## Data for processing
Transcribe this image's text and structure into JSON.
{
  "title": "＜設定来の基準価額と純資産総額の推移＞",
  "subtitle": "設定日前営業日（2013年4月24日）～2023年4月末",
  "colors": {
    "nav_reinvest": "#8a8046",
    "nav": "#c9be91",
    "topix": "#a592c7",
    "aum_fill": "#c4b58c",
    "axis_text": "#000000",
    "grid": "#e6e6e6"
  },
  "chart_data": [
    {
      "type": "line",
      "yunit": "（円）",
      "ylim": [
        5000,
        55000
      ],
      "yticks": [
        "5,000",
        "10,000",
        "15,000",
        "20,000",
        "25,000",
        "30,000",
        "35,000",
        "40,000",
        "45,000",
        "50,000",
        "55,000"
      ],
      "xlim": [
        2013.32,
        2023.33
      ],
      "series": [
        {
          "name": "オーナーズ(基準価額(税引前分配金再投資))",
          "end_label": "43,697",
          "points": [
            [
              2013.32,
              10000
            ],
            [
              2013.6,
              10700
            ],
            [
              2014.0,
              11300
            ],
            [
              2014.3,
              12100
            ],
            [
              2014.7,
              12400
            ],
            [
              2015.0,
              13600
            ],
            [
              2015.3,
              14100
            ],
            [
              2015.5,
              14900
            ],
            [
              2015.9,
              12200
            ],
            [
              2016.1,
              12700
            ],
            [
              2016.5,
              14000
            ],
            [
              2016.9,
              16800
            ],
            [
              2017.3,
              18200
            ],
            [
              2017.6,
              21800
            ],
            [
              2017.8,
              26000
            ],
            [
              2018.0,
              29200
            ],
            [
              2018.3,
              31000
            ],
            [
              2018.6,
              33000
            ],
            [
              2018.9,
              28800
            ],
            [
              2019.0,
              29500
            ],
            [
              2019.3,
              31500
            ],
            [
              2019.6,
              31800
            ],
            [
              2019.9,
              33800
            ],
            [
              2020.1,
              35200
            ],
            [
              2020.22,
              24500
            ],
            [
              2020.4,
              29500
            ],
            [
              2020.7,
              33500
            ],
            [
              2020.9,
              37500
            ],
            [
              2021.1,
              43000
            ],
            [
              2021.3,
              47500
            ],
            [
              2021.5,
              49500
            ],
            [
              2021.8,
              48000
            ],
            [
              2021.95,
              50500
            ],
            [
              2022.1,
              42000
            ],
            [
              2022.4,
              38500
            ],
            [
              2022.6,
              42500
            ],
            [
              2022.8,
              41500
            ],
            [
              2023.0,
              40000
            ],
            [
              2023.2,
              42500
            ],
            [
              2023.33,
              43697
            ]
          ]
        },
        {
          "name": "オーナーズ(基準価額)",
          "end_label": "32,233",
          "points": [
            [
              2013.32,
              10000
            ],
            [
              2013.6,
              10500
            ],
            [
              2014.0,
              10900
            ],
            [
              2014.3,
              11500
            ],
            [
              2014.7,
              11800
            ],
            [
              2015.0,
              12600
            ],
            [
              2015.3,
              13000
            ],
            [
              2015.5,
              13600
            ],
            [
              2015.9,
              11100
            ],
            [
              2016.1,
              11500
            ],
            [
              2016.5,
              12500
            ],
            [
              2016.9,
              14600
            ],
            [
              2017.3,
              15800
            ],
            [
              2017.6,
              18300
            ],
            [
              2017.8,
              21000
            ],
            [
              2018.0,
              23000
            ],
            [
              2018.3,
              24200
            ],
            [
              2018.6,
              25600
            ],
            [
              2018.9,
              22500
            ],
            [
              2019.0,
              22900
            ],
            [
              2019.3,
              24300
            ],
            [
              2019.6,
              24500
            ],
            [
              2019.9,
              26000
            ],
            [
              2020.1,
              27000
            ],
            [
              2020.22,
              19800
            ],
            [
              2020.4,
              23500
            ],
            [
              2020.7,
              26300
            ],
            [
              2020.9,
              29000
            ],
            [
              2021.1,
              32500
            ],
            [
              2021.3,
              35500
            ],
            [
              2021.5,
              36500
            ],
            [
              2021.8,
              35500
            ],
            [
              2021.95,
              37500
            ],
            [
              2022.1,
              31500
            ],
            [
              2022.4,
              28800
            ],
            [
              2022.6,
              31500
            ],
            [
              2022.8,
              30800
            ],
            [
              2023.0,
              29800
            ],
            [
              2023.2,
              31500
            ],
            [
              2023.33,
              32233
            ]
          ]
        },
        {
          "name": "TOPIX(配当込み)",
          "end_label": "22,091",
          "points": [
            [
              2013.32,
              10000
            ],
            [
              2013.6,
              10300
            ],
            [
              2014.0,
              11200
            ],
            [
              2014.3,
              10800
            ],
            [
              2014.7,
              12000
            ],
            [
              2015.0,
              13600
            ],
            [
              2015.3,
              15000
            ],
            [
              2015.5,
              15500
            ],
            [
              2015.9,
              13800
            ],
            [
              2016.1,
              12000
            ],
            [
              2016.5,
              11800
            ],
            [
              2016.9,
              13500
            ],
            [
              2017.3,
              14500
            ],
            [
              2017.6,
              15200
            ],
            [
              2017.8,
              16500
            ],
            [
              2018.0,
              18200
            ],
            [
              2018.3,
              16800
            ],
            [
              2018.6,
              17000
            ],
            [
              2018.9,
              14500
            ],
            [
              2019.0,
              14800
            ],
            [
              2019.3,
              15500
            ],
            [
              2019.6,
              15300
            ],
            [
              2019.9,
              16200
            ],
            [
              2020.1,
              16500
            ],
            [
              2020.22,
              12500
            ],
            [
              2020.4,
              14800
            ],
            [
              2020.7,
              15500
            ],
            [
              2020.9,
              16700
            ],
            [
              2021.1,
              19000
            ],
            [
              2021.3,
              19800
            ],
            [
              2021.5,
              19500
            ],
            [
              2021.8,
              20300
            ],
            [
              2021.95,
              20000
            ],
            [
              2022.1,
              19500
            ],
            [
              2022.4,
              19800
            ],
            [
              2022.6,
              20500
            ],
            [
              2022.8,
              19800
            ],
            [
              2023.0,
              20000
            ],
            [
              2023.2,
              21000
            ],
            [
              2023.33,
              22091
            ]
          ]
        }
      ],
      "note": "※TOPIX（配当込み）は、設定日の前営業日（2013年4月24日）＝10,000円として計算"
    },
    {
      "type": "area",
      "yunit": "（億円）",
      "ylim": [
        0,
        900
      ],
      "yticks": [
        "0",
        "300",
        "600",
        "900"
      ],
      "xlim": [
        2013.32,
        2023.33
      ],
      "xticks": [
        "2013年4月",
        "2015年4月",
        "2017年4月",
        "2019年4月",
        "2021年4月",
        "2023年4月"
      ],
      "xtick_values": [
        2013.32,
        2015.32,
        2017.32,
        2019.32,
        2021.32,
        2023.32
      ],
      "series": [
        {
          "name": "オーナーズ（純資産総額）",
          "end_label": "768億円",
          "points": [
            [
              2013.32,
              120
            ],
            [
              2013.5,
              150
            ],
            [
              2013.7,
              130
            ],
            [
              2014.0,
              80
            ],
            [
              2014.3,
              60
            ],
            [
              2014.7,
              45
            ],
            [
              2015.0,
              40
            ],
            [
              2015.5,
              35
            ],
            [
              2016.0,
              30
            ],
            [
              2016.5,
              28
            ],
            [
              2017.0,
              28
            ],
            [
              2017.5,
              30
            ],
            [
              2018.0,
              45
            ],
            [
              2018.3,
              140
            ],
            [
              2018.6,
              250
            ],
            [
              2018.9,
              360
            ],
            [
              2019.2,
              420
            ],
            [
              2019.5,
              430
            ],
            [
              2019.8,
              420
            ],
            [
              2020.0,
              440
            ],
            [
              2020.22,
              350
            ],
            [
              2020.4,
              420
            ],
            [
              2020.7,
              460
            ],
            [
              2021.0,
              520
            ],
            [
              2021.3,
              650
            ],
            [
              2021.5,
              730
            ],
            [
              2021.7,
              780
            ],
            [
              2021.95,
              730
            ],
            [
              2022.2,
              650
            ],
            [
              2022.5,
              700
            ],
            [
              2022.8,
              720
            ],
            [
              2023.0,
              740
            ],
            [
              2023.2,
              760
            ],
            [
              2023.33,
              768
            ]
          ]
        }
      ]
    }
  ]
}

## Exercise details
Using the material above, count the lines containing the word "オーナーズ". Reply with the number alone.

## Completed task
3